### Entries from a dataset
⟨
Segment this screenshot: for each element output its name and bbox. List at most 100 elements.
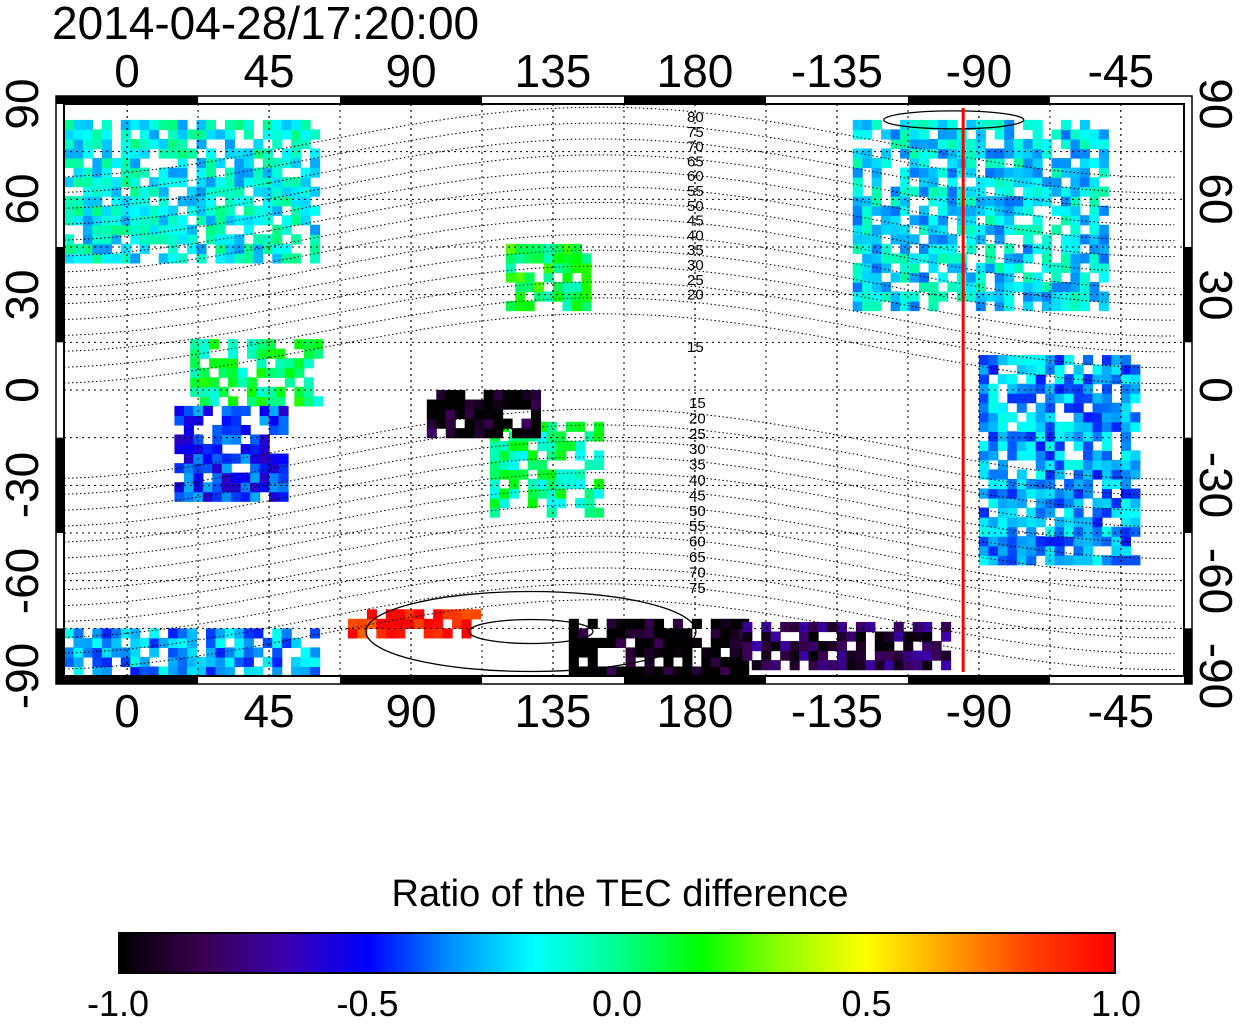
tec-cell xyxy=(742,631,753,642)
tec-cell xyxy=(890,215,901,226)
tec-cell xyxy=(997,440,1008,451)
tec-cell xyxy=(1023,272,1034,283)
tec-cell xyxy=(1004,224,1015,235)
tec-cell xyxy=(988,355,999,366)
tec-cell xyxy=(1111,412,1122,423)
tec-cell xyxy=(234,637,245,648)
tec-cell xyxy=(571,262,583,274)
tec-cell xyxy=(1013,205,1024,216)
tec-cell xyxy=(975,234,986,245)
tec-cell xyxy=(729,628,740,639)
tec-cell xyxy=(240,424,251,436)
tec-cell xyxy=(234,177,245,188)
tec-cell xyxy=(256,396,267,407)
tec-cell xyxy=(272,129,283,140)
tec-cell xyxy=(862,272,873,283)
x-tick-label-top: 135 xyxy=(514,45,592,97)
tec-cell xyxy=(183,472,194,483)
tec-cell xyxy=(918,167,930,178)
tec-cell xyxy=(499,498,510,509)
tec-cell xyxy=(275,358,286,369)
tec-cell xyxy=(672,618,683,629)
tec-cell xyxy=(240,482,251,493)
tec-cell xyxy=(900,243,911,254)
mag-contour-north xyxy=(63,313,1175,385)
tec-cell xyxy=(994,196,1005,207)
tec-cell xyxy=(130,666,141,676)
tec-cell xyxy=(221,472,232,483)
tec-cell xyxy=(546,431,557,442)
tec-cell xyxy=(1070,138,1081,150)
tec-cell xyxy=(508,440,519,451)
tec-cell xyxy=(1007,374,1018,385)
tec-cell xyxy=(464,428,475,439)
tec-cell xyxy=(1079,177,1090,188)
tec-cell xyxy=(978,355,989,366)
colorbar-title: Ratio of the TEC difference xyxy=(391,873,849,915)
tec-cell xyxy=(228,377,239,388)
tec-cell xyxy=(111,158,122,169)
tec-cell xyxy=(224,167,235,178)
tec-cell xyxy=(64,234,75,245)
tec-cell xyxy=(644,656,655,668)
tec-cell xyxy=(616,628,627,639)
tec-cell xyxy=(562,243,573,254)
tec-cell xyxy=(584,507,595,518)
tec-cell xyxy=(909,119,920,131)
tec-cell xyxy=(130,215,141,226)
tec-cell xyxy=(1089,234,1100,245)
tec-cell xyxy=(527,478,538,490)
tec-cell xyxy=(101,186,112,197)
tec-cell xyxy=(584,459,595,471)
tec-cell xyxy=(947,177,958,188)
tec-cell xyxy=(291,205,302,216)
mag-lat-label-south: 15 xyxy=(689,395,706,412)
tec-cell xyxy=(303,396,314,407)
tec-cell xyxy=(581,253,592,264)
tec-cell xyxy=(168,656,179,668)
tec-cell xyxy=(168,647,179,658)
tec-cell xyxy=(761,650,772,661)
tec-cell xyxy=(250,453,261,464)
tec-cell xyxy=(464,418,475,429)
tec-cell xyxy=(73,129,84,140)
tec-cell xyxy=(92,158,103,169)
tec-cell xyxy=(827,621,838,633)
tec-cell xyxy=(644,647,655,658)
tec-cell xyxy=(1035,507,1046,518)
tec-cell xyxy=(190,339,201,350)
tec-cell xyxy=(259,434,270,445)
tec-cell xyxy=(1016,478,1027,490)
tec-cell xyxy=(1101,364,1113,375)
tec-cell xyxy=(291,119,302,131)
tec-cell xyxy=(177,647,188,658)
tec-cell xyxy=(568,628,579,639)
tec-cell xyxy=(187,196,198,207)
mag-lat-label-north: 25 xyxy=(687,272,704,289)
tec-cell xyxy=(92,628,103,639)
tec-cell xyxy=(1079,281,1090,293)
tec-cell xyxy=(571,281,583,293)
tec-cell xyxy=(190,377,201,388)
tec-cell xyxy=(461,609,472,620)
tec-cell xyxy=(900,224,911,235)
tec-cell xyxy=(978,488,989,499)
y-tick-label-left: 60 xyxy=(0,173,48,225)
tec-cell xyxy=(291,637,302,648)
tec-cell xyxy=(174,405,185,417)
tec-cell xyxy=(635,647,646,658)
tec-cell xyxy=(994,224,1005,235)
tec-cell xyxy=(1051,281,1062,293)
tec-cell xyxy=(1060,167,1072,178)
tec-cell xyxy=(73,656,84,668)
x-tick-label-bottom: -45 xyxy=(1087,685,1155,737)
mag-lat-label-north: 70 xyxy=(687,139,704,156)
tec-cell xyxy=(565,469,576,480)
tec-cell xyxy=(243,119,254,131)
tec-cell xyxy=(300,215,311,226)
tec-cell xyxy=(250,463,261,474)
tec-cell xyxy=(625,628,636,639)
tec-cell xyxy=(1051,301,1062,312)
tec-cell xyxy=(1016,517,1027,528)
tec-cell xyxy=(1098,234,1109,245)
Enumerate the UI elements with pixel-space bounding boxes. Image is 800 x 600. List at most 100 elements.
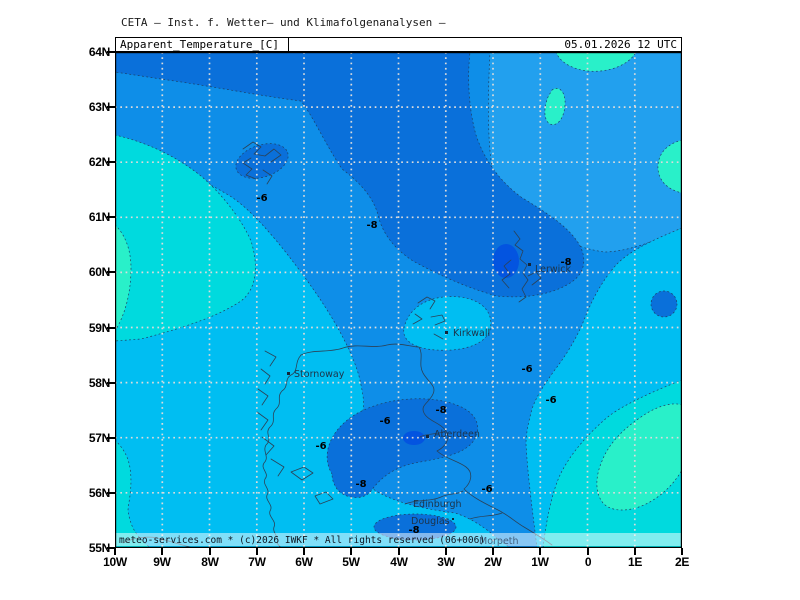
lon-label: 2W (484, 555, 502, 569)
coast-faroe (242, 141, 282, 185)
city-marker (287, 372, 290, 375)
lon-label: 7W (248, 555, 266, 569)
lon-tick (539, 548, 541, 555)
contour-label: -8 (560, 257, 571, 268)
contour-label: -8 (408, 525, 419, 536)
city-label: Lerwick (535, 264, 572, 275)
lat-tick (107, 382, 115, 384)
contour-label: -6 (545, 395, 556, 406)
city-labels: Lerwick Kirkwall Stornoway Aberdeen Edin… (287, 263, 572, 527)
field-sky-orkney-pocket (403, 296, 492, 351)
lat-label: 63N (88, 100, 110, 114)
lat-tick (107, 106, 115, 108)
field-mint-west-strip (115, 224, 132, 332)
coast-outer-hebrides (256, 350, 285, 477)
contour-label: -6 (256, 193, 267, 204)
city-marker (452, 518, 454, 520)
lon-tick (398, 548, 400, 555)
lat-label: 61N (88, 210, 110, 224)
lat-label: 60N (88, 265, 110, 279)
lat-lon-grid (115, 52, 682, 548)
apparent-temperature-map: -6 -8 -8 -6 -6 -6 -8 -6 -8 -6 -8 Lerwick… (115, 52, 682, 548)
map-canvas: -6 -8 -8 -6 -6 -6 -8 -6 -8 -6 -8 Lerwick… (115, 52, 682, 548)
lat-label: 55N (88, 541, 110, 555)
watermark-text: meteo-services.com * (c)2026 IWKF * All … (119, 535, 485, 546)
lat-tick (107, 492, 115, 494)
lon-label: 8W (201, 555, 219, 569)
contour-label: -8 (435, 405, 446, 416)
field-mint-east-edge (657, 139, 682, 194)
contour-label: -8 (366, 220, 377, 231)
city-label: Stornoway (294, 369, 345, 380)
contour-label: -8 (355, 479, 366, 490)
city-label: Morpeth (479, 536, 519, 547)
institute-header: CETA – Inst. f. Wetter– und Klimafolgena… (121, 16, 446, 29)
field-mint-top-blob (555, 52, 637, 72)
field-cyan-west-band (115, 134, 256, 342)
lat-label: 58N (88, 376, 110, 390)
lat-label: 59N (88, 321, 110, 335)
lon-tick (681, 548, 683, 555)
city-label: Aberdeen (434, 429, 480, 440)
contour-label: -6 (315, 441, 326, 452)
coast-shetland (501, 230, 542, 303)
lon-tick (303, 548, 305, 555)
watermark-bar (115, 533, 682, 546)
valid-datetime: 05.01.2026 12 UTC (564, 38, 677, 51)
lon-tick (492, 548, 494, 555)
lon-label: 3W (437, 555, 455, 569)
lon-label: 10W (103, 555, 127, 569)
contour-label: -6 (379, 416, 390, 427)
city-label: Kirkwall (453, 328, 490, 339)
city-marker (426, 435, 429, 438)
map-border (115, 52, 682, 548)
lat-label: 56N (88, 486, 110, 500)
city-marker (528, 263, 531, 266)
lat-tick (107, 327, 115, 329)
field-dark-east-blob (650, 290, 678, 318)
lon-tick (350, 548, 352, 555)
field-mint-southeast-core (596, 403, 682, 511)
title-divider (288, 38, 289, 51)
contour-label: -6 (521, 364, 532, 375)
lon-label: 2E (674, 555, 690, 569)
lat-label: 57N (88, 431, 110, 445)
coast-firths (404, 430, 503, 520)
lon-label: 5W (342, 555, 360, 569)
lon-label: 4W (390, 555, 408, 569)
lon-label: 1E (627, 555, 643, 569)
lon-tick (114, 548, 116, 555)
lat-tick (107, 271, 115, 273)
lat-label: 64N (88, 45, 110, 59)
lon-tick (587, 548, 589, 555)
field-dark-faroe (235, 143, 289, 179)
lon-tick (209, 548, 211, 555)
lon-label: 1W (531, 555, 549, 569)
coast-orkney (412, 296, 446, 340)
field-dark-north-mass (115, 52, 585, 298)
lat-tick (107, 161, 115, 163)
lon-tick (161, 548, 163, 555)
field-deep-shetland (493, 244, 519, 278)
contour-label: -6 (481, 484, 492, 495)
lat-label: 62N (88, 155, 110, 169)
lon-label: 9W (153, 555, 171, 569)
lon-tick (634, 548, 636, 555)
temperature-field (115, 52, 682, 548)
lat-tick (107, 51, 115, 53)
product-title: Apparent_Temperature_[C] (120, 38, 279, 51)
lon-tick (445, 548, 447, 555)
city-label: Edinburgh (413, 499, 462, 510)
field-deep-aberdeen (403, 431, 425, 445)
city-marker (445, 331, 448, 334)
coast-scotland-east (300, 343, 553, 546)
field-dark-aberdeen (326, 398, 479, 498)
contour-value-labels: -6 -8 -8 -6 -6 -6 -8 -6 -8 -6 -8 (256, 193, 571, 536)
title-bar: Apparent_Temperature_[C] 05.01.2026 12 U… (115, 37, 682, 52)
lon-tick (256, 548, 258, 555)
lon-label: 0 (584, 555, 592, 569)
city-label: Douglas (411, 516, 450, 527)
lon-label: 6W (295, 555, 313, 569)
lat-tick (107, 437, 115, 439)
⟩
### Exercise brief
Which lines of the data above contain the string "orkney"? Gather each one, with matching that is case-sensitive.

### Answer in full
field-sky-orkney-pocket (403, 296, 492, 351)
coast-orkney (412, 296, 446, 340)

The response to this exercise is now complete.